▼

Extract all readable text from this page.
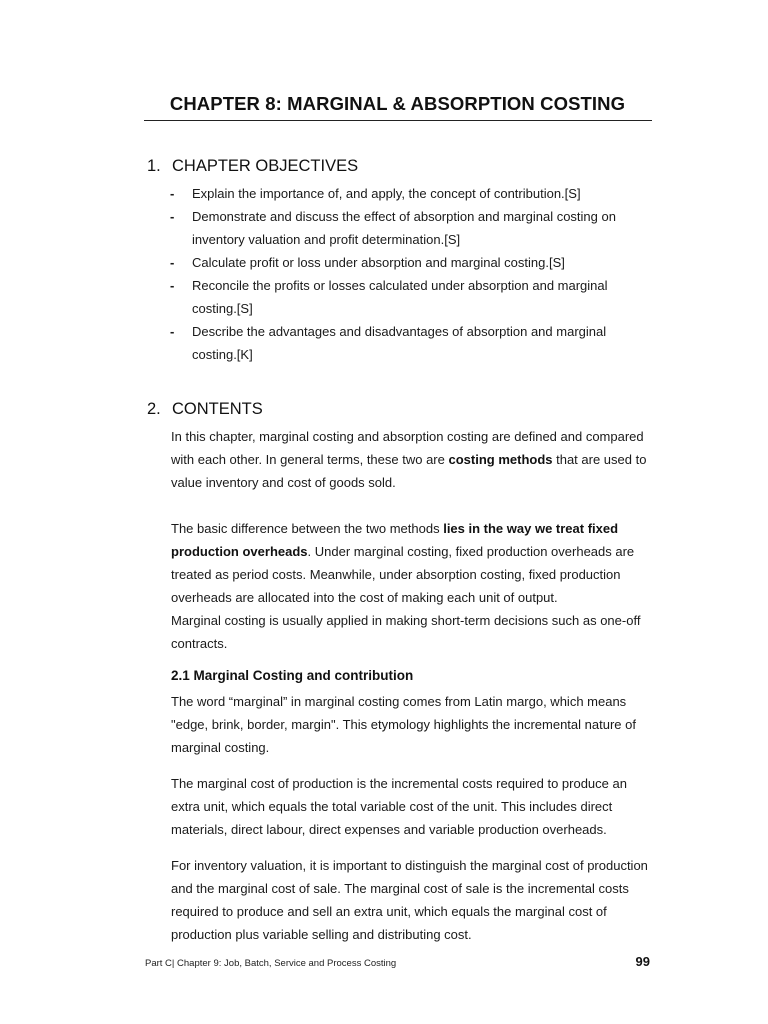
CHAPTER 8: MARGINAL & ABSORPTION COSTING
1. CHAPTER OBJECTIVES
- Explain the importance of, and apply, the concept of contribution.[S]
- Demonstrate and discuss the effect of absorption and marginal costing on inventory valuation and profit determination.[S]
- Calculate profit or loss under absorption and marginal costing.[S]
- Reconcile the profits or losses calculated under absorption and marginal costing.[S]
- Describe the advantages and disadvantages of absorption and marginal costing.[K]
2. CONTENTS

In this chapter, marginal costing and absorption costing are defined and compared with each other. In general terms, these two are costing methods that are used to value inventory and cost of goods sold.

The basic difference between the two methods lies in the way we treat fixed production overheads. Under marginal costing, fixed production overheads are treated as period costs. Meanwhile, under absorption costing, fixed production overheads are allocated into the cost of making each unit of output.

Marginal costing is usually applied in making short-term decisions such as one-off contracts.

2.1 Marginal Costing and contribution

The word “marginal” in marginal costing comes from Latin margo, which means "edge, brink, border, margin". This etymology highlights the incremental nature of marginal costing.

The marginal cost of production is the incremental costs required to produce an extra unit, which equals the total variable cost of the unit. This includes direct materials, direct labour, direct expenses and variable production overheads.

For inventory valuation, it is important to distinguish the marginal cost of production and the marginal cost of sale. The marginal cost of sale is the incremental costs required to produce and sell an extra unit, which equals the marginal cost of production plus variable selling and distributing cost.

Part C| Chapter 9: Job, Batch, Service and Process Costing	99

▲

= GOAL OF THE EXERCISE =
Each line that has the word "equals" should be copied.

= TASK SOLUTION =
The marginal cost of production is the incremental costs required to produce an extra unit, which equals the total variable cost of the unit. This includes direct materials, direct labour, direct expenses and variable production overheads.
For inventory valuation, it is important to distinguish the marginal cost of production and the marginal cost of sale. The marginal cost of sale is the incremental costs required to produce and sell an extra unit, which equals the marginal cost of production plus variable selling and distributing cost.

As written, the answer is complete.